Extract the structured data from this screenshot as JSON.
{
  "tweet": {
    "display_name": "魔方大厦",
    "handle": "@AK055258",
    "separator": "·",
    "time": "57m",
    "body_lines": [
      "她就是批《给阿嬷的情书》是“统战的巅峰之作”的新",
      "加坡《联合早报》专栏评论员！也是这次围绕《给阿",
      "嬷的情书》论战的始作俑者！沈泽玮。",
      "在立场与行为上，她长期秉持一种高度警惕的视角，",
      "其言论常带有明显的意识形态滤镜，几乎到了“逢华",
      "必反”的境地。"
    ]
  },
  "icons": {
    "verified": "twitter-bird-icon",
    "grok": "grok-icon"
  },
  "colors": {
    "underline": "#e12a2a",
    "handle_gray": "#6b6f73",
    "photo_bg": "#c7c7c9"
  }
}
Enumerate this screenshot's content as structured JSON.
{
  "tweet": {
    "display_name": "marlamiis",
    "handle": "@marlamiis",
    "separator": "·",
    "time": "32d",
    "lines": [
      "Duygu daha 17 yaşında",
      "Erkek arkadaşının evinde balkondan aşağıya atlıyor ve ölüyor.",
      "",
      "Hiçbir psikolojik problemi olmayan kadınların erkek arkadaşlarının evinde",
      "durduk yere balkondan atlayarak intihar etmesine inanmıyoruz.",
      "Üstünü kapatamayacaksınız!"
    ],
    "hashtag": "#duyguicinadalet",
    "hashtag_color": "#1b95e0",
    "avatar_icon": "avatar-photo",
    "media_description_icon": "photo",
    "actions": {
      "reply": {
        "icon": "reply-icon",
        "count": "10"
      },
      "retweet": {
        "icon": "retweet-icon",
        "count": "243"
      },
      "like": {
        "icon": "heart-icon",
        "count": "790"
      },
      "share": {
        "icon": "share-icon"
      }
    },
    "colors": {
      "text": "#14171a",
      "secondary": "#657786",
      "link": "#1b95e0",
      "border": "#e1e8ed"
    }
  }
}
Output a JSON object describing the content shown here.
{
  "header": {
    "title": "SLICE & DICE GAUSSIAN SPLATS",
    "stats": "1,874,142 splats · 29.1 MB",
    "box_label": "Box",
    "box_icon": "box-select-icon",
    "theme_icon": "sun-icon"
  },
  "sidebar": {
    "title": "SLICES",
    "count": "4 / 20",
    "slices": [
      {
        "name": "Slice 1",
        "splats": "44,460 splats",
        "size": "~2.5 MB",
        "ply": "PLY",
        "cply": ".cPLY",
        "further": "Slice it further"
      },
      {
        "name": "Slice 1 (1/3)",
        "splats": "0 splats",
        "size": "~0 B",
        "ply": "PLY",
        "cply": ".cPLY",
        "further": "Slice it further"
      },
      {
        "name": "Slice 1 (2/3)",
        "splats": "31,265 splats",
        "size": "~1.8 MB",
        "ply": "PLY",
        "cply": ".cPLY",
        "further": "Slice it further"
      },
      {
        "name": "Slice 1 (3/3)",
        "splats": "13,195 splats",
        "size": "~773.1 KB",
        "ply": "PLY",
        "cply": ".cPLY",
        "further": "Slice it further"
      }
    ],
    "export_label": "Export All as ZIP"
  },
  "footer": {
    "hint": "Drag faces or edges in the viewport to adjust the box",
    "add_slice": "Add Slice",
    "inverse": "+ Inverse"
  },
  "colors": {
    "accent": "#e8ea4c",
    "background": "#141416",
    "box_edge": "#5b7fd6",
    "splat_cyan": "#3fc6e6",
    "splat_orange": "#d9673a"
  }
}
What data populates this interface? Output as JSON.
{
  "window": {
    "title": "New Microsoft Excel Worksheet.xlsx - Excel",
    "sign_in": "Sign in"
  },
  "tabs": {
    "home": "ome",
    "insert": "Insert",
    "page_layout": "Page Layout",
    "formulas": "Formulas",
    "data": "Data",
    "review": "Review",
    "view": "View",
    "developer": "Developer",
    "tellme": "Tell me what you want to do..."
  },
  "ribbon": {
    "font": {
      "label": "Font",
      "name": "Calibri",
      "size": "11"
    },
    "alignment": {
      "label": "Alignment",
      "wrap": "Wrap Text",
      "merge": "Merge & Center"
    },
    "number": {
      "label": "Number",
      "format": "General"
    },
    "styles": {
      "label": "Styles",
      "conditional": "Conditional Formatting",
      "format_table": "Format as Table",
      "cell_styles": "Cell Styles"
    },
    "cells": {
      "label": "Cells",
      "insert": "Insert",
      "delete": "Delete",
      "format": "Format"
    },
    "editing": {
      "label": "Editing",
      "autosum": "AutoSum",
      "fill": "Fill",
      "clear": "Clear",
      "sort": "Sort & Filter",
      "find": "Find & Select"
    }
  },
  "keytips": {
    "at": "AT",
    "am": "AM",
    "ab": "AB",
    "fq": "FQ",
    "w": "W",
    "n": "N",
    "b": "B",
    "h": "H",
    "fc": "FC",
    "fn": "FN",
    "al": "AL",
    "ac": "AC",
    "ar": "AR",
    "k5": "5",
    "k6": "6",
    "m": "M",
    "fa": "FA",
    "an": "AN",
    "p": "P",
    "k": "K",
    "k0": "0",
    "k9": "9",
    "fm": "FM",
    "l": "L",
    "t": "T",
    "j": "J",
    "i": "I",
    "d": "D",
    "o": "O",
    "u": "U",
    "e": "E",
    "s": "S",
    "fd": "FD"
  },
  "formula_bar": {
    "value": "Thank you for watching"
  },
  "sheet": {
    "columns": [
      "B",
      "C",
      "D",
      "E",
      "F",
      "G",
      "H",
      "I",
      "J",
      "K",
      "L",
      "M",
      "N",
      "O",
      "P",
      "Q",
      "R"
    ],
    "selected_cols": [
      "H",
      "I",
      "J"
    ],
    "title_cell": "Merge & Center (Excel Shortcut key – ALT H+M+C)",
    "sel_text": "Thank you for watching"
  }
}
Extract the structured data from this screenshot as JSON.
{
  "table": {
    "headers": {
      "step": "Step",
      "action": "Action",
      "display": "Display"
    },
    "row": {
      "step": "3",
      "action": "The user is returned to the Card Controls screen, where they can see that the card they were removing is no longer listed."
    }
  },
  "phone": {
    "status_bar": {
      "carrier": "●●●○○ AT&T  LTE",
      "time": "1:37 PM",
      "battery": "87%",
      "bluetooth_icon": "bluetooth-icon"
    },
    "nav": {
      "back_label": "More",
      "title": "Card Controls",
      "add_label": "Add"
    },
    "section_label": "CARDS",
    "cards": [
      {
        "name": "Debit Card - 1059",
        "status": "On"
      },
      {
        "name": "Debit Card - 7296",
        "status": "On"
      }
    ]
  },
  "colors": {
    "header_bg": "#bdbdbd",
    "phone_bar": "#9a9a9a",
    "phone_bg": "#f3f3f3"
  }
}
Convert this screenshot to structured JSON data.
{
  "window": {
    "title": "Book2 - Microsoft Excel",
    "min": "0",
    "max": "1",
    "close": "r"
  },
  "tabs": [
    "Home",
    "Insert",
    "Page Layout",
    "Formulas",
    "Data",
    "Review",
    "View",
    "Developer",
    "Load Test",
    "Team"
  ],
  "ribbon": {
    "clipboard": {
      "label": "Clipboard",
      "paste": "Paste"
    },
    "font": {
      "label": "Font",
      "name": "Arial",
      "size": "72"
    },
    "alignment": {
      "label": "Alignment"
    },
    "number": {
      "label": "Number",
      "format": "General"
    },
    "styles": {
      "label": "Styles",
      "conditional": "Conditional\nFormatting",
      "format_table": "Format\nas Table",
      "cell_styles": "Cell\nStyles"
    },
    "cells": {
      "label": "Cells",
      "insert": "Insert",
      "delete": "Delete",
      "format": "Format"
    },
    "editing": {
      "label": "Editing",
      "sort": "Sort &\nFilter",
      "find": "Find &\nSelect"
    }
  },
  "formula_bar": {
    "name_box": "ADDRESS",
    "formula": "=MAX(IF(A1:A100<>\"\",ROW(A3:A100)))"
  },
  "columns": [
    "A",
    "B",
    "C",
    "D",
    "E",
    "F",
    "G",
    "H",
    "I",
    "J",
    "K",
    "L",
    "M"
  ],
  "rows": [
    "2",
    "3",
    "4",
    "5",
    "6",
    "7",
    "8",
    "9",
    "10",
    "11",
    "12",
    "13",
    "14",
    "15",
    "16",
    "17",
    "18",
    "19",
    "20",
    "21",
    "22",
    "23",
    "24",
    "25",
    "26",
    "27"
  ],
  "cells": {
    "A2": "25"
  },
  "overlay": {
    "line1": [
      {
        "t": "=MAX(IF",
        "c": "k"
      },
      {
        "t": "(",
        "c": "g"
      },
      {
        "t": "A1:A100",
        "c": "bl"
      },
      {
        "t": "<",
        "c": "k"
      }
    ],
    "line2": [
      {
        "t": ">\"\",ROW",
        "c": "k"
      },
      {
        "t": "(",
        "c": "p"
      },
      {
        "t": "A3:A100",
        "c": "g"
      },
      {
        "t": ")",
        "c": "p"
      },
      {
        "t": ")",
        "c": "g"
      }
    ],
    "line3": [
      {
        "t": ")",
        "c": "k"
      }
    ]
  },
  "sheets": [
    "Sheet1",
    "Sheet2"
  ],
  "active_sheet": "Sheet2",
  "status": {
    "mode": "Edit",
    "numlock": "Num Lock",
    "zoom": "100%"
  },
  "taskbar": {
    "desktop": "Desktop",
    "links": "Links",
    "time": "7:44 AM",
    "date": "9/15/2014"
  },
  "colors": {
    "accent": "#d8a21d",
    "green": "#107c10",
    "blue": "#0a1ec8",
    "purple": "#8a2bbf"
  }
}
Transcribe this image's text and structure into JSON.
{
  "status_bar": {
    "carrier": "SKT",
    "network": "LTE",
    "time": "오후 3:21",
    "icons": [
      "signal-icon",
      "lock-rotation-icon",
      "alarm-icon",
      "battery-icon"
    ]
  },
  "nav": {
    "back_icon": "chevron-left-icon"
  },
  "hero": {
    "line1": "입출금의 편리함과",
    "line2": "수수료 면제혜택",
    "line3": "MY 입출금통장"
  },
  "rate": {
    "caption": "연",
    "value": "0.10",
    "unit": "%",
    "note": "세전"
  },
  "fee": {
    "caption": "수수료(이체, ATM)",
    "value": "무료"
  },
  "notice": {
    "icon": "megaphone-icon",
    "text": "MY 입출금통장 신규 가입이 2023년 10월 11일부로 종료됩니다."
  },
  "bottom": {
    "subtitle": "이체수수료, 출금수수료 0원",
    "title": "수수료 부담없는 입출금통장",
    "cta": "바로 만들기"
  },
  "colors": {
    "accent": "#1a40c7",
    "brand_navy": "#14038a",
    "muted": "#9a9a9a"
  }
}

# YOUR TASK:
Write the lines out verbatim, from the one with "Transcribe this image's" through the last line of the entries, and stop there.

# RESULT OF THIS TASK:
Transcribe this image's text and structure into JSON.
{
  "status_bar": {
    "carrier": "SKT",
    "network": "LTE",
    "time": "오후 3:21",
    "icons": [
      "signal-icon",
      "lock-rotation-icon",
      "alarm-icon",
      "battery-icon"
    ]
  },
  "nav": {
    "back_icon": "chevron-left-icon"
  },
  "hero": {
    "line1": "입출금의 편리함과",
    "line2": "수수료 면제혜택",
    "line3": "MY 입출금통장"
  },
  "rate": {
    "caption": "연",
    "value": "0.10",
    "unit": "%",
    "note": "세전"
  },
  "fee": {
    "caption": "수수료(이체, ATM)",
    "value": "무료"
  },
  "notice": {
    "icon": "megaphone-icon",
    "text": "MY 입출금통장 신규 가입이 2023년 10월 11일부로 종료됩니다."
  },
  "bottom": {
    "subtitle": "이체수수료, 출금수수료 0원",
    "title": "수수료 부담없는 입출금통장",
    "cta": "바로 만들기"
  },
  "colors": {
    "accent": "#1a40c7",
    "brand_navy": "#14038a",
    "muted": "#9a9a9a"
  }
}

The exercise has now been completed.